Exercise task |
Transcribe the records in full, keeping every character as it is.

Raw records |
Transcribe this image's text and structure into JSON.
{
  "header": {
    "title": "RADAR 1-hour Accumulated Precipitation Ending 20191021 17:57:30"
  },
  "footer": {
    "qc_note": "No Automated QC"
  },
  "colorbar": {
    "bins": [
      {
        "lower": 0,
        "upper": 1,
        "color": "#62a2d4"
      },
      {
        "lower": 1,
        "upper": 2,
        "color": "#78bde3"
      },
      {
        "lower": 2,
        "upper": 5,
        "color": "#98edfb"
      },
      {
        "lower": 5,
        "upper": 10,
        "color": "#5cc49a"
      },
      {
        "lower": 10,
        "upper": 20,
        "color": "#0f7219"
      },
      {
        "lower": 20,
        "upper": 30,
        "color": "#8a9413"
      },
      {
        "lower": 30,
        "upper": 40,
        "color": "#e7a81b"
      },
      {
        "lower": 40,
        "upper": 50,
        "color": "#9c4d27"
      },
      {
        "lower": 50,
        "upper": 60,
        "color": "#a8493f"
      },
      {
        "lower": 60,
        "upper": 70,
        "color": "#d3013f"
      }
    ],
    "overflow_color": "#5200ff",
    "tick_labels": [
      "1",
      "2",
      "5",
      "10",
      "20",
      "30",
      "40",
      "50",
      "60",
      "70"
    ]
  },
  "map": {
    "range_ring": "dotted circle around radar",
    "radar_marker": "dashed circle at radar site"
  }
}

Result of this exercise |
Transcribe this image's text and structure into JSON.
{
  "header": {
    "title": "RADAR 1-hour Accumulated Precipitation Ending 20191021 17:57:30"
  },
  "footer": {
    "qc_note": "No Automated QC"
  },
  "colorbar": {
    "bins": [
      {
        "lower": 0,
        "upper": 1,
        "color": "#62a2d4"
      },
      {
        "lower": 1,
        "upper": 2,
        "color": "#78bde3"
      },
      {
        "lower": 2,
        "upper": 5,
        "color": "#98edfb"
      },
      {
        "lower": 5,
        "upper": 10,
        "color": "#5cc49a"
      },
      {
        "lower": 10,
        "upper": 20,
        "color": "#0f7219"
      },
      {
        "lower": 20,
        "upper": 30,
        "color": "#8a9413"
      },
      {
        "lower": 30,
        "upper": 40,
        "color": "#e7a81b"
      },
      {
        "lower": 40,
        "upper": 50,
        "color": "#9c4d27"
      },
      {
        "lower": 50,
        "upper": 60,
        "color": "#a8493f"
      },
      {
        "lower": 60,
        "upper": 70,
        "color": "#d3013f"
      }
    ],
    "overflow_color": "#5200ff",
    "tick_labels": [
      "1",
      "2",
      "5",
      "10",
      "20",
      "30",
      "40",
      "50",
      "60",
      "70"
    ]
  },
  "map": {
    "range_ring": "dotted circle around radar",
    "radar_marker": "dashed circle at radar site"
  }
}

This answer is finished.